=== REQUIRED TASK ===
Search the material for "marche" and show all lines that contain it.

(Entries taken from a collection)
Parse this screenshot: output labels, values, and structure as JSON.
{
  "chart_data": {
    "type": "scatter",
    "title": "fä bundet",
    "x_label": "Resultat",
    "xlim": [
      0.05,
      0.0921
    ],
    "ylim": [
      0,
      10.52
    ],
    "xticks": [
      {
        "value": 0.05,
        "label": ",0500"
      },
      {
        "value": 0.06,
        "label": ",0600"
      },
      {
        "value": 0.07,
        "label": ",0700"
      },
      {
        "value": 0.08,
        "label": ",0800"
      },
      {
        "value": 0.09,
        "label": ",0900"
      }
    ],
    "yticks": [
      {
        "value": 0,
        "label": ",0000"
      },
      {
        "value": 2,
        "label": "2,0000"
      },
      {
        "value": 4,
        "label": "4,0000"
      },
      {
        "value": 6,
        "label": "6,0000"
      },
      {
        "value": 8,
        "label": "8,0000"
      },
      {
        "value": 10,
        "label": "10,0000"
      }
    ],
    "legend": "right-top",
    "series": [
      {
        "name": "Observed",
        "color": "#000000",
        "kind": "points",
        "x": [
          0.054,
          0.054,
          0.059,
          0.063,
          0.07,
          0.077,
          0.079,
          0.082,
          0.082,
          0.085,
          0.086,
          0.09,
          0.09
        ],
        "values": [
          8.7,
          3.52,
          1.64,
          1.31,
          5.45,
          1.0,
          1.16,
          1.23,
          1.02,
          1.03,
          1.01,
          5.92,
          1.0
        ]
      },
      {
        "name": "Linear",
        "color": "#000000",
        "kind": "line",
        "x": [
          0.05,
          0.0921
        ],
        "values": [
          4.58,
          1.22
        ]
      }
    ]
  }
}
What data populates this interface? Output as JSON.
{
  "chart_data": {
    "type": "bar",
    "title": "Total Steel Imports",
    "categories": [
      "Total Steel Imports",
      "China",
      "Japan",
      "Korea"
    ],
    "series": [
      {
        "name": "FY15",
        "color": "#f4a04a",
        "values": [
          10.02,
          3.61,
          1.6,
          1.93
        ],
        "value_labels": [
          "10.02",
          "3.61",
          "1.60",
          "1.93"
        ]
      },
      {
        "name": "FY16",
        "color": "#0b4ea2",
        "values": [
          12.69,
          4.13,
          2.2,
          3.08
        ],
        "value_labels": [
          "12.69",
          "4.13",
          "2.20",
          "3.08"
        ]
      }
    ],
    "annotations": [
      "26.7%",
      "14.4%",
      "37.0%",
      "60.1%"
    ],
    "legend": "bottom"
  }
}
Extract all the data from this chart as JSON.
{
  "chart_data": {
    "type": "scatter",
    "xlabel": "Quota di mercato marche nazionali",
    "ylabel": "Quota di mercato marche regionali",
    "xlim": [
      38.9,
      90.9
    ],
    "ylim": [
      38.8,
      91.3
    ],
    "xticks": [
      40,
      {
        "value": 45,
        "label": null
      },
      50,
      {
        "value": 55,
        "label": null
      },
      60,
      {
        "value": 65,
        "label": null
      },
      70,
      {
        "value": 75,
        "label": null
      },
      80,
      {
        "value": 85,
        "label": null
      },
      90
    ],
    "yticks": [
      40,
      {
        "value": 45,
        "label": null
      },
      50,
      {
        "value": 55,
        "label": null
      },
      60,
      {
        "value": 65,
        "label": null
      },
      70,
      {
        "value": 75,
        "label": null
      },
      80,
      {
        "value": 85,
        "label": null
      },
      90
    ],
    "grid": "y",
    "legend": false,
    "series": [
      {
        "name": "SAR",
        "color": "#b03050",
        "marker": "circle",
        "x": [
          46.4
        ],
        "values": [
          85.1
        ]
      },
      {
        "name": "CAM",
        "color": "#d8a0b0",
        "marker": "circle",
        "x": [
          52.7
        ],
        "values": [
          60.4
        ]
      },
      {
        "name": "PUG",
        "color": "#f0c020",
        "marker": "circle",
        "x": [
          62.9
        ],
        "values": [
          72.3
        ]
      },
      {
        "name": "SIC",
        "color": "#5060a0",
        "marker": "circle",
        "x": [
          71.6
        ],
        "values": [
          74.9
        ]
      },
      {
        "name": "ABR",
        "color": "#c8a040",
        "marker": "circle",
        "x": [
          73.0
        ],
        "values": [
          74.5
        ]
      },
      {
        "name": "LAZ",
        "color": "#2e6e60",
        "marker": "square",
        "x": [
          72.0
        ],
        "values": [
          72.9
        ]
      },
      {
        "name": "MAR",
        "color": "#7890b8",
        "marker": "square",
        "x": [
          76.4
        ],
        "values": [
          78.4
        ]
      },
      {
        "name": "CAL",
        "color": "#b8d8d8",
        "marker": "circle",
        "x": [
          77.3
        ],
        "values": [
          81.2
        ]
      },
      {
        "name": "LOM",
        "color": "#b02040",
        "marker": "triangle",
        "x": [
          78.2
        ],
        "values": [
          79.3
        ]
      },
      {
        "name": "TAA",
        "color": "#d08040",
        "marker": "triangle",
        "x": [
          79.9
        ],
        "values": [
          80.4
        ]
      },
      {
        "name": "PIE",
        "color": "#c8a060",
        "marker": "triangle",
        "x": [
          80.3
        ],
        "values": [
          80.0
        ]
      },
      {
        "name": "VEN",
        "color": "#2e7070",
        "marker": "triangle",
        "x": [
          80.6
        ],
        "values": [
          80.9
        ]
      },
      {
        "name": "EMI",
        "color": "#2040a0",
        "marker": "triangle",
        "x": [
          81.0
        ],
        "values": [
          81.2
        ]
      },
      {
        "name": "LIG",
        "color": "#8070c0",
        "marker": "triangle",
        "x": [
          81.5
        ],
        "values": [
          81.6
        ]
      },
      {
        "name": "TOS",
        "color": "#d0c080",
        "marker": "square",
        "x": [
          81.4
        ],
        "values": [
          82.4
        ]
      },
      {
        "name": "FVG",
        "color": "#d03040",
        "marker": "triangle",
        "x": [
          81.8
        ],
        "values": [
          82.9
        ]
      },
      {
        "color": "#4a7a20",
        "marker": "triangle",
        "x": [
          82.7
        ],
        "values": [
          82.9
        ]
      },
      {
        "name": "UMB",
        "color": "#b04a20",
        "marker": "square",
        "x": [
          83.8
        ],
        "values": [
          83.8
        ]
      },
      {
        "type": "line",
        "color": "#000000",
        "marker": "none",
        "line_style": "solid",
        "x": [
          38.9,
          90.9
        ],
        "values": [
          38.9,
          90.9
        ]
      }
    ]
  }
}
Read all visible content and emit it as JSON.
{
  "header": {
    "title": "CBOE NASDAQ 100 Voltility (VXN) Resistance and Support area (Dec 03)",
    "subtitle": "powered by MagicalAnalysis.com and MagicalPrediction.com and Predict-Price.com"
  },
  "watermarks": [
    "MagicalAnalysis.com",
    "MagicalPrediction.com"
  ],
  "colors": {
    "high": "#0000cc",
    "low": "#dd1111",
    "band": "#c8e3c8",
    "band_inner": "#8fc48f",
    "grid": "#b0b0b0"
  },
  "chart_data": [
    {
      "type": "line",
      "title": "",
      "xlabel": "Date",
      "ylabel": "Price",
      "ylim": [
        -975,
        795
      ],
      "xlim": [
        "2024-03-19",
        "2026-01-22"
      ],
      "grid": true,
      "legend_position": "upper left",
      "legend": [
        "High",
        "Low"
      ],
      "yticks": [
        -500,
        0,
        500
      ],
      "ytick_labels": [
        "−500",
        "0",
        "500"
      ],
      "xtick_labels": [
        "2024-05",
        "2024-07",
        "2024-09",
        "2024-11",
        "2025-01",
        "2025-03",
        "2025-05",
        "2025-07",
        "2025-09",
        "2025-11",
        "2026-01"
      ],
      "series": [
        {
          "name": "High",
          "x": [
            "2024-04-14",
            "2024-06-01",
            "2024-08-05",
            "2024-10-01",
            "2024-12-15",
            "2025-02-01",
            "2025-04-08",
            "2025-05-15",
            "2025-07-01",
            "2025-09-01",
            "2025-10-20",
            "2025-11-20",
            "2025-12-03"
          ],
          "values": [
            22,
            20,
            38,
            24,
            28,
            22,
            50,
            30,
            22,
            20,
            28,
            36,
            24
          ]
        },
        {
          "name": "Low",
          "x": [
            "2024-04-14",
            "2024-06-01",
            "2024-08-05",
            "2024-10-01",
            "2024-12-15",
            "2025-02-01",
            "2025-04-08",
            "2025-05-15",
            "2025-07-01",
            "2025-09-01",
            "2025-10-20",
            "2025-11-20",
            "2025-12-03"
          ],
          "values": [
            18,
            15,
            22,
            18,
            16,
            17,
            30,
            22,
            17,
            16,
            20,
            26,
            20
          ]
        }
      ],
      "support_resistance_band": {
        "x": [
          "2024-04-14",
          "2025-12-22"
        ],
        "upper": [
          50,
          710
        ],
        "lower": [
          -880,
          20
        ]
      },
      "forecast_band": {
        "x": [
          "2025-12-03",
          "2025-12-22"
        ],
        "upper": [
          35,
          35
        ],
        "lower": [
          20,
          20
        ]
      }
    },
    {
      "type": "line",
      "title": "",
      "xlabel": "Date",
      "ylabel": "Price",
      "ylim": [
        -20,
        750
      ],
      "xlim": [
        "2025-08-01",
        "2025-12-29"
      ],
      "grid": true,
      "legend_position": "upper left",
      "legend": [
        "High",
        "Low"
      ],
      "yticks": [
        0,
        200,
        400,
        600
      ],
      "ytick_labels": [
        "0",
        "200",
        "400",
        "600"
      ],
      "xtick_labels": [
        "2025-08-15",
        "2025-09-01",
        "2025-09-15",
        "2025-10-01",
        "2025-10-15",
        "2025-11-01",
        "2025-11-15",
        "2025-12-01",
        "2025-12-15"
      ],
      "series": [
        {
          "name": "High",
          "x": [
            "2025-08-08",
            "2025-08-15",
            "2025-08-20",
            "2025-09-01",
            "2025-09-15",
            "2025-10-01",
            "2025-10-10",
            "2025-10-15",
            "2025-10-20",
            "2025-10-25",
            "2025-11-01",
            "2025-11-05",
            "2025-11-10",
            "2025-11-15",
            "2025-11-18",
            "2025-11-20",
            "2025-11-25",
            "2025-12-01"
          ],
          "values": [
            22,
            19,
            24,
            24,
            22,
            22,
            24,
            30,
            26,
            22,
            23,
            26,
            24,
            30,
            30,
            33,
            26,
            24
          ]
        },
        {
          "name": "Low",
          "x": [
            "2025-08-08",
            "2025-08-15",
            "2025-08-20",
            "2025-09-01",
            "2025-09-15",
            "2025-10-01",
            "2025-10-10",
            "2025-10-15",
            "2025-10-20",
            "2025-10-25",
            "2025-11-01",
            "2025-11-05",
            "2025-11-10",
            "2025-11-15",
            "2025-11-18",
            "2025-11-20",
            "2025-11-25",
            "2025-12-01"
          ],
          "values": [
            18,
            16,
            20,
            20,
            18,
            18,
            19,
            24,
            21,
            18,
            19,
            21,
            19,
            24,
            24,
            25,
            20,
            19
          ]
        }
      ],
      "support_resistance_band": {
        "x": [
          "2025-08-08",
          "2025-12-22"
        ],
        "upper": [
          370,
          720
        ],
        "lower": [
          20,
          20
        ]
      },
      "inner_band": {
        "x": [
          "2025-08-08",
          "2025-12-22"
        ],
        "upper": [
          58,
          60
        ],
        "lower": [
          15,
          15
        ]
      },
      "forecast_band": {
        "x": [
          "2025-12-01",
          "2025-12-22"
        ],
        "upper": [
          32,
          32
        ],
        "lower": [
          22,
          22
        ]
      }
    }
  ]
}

=== THE RESPONSE ===
    "xlabel": "Quota di mercato marche nazionali",
    "ylabel": "Quota di mercato marche regionali",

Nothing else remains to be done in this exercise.